--- START Records shown ---

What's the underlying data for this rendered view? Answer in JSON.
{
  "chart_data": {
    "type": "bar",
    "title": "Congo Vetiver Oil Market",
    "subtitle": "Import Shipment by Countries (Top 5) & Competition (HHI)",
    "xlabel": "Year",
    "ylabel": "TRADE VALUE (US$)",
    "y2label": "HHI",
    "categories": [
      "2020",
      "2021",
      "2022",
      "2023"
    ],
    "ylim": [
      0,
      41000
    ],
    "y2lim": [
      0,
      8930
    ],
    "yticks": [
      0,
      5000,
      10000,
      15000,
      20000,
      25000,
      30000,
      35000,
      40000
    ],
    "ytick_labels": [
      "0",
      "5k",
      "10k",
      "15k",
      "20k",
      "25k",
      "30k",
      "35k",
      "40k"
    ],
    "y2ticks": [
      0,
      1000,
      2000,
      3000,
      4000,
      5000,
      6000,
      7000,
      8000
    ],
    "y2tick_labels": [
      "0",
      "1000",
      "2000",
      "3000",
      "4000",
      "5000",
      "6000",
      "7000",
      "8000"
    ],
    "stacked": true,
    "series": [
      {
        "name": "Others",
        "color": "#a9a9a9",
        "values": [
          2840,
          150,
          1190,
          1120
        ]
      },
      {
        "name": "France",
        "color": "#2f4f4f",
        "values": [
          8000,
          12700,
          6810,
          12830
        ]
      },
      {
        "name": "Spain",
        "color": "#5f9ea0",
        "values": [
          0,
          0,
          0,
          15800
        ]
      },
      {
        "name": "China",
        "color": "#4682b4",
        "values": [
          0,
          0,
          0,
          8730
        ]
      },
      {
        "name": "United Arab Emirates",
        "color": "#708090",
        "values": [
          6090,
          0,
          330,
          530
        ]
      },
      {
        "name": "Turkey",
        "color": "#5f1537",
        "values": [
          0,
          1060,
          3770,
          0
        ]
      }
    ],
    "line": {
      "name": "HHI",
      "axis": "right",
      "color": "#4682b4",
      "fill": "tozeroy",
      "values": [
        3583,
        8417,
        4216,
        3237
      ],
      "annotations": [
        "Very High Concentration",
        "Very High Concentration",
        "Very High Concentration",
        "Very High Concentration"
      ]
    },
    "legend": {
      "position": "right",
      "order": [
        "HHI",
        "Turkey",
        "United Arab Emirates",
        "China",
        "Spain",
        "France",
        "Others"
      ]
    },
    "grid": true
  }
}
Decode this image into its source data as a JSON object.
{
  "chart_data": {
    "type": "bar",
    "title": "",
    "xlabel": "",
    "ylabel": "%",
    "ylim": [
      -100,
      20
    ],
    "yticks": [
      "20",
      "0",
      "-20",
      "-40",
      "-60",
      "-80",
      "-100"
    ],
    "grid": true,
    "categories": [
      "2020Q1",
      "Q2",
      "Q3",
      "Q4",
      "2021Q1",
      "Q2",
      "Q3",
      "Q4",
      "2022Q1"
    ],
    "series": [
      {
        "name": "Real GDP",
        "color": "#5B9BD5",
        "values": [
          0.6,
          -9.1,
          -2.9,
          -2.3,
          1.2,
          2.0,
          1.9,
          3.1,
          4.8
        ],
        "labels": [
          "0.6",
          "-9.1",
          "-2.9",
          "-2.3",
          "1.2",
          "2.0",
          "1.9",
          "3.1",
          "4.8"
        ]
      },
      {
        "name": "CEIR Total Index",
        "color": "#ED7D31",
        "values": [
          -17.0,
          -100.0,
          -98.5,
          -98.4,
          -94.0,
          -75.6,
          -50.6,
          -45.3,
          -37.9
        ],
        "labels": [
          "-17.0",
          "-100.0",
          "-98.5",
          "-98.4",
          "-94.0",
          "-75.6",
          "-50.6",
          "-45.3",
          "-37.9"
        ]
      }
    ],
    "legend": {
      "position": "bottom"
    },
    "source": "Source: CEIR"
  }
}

--- END Records shown ---

## [Exercise]
Across the records above, count the lines holding "source" and reply with that number alone.

## [Answer to this task]
2